■ TO DO:
Transcribe the entries below exactly; leave every image out.
## Start RECORDED INFORMATION
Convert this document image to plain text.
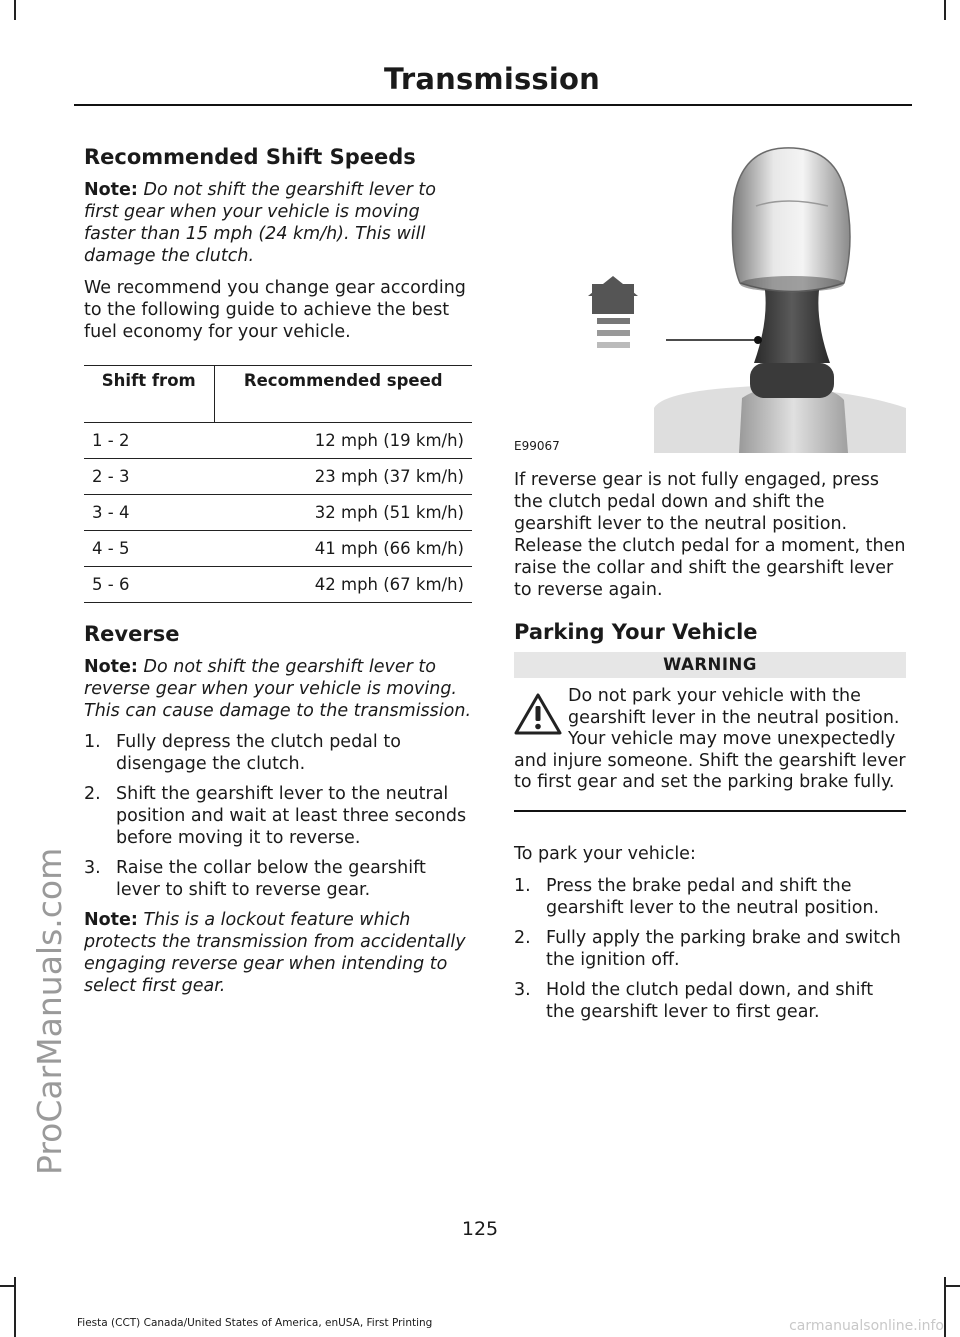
Transmission
ProCarManuals.com
Recommended Shift Speeds

Note: Do not shift the gearshift lever to first gear when your vehicle is moving faster than 15 mph (24 km/h). This will damage the clutch.

We recommend you change gear according to the following guide to achieve the best fuel economy for your vehicle.

Shift from	Recommended speed
1 - 2	12 mph (19 km/h)
2 - 3	23 mph (37 km/h)
3 - 4	32 mph (51 km/h)
4 - 5	41 mph (66 km/h)
5 - 6	42 mph (67 km/h)
Reverse

Note: Do not shift the gearshift lever to reverse gear when your vehicle is moving. This can cause damage to the transmission.

1. Fully depress the clutch pedal to disengage the clutch.
2. Shift the gearshift lever to the neutral position and wait at least three seconds before moving it to reverse.
3. Raise the collar below the gearshift lever to shift to reverse gear.

Note: This is a lockout feature which protects the transmission from accidentally engaging reverse gear when intending to select first gear.

E99067

If reverse gear is not fully engaged, press the clutch pedal down and shift the gearshift lever to the neutral position. Release the clutch pedal for a moment, then raise the collar and shift the gearshift lever to reverse again.

Parking Your Vehicle
WARNING
Do not park your vehicle with the gearshift lever in the neutral position. Your vehicle may move unexpectedly and injure someone. Shift the gearshift lever to first gear and set the parking brake fully.

To park your vehicle:

1. Press the brake pedal and shift the gearshift lever to the neutral position.
2. Fully apply the parking brake and switch the ignition off.
3. Hold the clutch pedal down, and shift the gearshift lever to first gear.
125
Fiesta (CCT) Canada/United States of America, enUSA, First Printing	carmanualsonline.info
## End RECORDED INFORMATION
■ WORKED SOLUTION:
Convert this document image to plain text.
Transmission
ProCarManuals.com
Recommended Shift Speeds

Note: Do not shift the gearshift lever to first gear when your vehicle is moving faster than 15 mph (24 km/h). This will damage the clutch.

We recommend you change gear according to the following guide to achieve the best fuel economy for your vehicle.

Shift from	Recommended speed
1 - 2	12 mph (19 km/h)
2 - 3	23 mph (37 km/h)
3 - 4	32 mph (51 km/h)
4 - 5	41 mph (66 km/h)
5 - 6	42 mph (67 km/h)
Reverse

Note: Do not shift the gearshift lever to reverse gear when your vehicle is moving. This can cause damage to the transmission.

1. Fully depress the clutch pedal to disengage the clutch.
2. Shift the gearshift lever to the neutral position and wait at least three seconds before moving it to reverse.
3. Raise the collar below the gearshift lever to shift to reverse gear.

Note: This is a lockout feature which protects the transmission from accidentally engaging reverse gear when intending to select first gear.

E99067

If reverse gear is not fully engaged, press the clutch pedal down and shift the gearshift lever to the neutral position. Release the clutch pedal for a moment, then raise the collar and shift the gearshift lever to reverse again.

Parking Your Vehicle
WARNING
Do not park your vehicle with the gearshift lever in the neutral position. Your vehicle may move unexpectedly and injure someone. Shift the gearshift lever to first gear and set the parking brake fully.

To park your vehicle:

1. Press the brake pedal and shift the gearshift lever to the neutral position.
2. Fully apply the parking brake and switch the ignition off.
3. Hold the clutch pedal down, and shift the gearshift lever to first gear.
125
Fiesta (CCT) Canada/United States of America, enUSA, First Printing	carmanualsonline.info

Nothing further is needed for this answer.